### Task details
Every line of the material below should be repeated exactly.

++++ The data ++++

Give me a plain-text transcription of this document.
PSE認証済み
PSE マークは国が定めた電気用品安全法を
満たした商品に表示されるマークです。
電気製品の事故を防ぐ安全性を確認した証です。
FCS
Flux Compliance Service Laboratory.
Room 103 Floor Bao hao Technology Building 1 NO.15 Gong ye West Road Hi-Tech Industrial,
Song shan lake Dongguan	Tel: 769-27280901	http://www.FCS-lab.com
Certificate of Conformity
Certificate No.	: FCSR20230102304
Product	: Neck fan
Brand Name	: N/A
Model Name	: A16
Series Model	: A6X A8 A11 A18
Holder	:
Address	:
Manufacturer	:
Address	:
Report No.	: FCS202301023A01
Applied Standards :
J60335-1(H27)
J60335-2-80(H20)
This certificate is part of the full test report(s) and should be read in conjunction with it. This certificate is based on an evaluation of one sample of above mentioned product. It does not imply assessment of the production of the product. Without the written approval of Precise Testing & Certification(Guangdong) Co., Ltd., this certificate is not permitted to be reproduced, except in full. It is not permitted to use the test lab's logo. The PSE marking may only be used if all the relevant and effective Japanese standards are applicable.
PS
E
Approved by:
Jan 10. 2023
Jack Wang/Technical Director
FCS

++++

### Solution
Give me a plain-text transcription of this document.
PSE認証済み
PSE マークは国が定めた電気用品安全法を
満たした商品に表示されるマークです。
電気製品の事故を防ぐ安全性を確認した証です。
FCS
Flux Compliance Service Laboratory.
Room 103 Floor Bao hao Technology Building 1 NO.15 Gong ye West Road Hi-Tech Industrial,
Song shan lake Dongguan	Tel: 769-27280901	http://www.FCS-lab.com
Certificate of Conformity
Certificate No.	: FCSR20230102304
Product	: Neck fan
Brand Name	: N/A
Model Name	: A16
Series Model	: A6X A8 A11 A18
Holder	:
Address	:
Manufacturer	:
Address	:
Report No.	: FCS202301023A01
Applied Standards :
J60335-1(H27)
J60335-2-80(H20)
This certificate is part of the full test report(s) and should be read in conjunction with it. This certificate is based on an evaluation of one sample of above mentioned product. It does not imply assessment of the production of the product. Without the written approval of Precise Testing & Certification(Guangdong) Co., Ltd., this certificate is not permitted to be reproduced, except in full. It is not permitted to use the test lab's logo. The PSE marking may only be used if all the relevant and effective Japanese standards are applicable.
PS
E
Approved by:
Jan 10. 2023
Jack Wang/Technical Director
FCS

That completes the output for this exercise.